• [Aim of the exercise]: Your task is to repeat all of the data exactly while excluding the pictures.

(Excerpts from a figure dataset)
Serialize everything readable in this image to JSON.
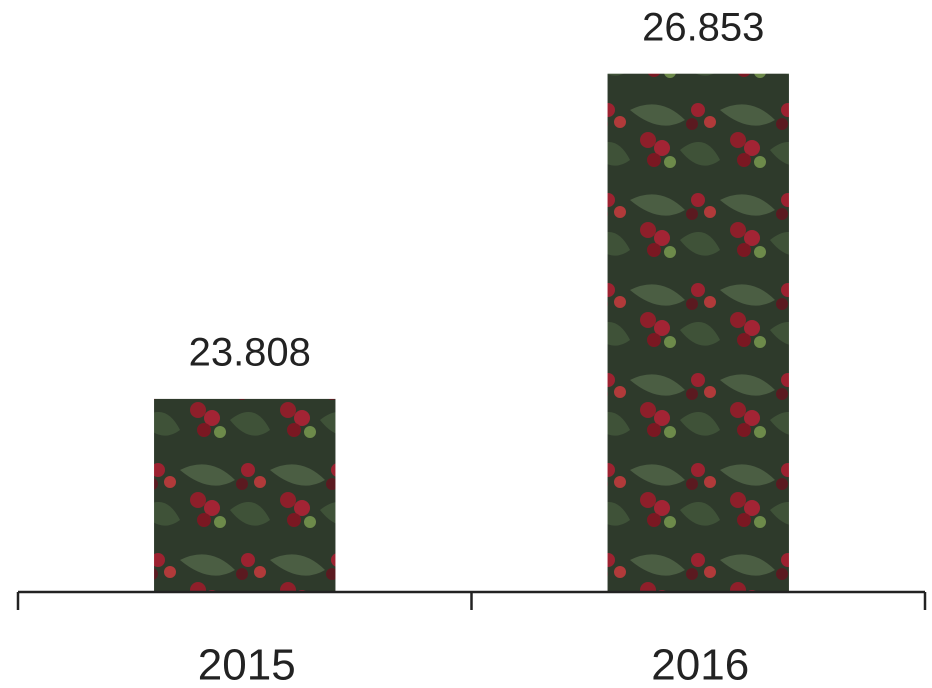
{
  "chart_data": {
    "type": "bar",
    "categories": [
      "2015",
      "2016"
    ],
    "values": [
      23.808,
      26.853
    ],
    "ylim": [
      22,
      27
    ]
  }
}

• [Output of the task]:
Serialize everything readable in this image to JSON.
{
  "chart_data": {
    "type": "bar",
    "categories": [
      "2015",
      "2016"
    ],
    "values": [
      23.808,
      26.853
    ],
    "ylim": [
      22,
      27
    ]
  }
}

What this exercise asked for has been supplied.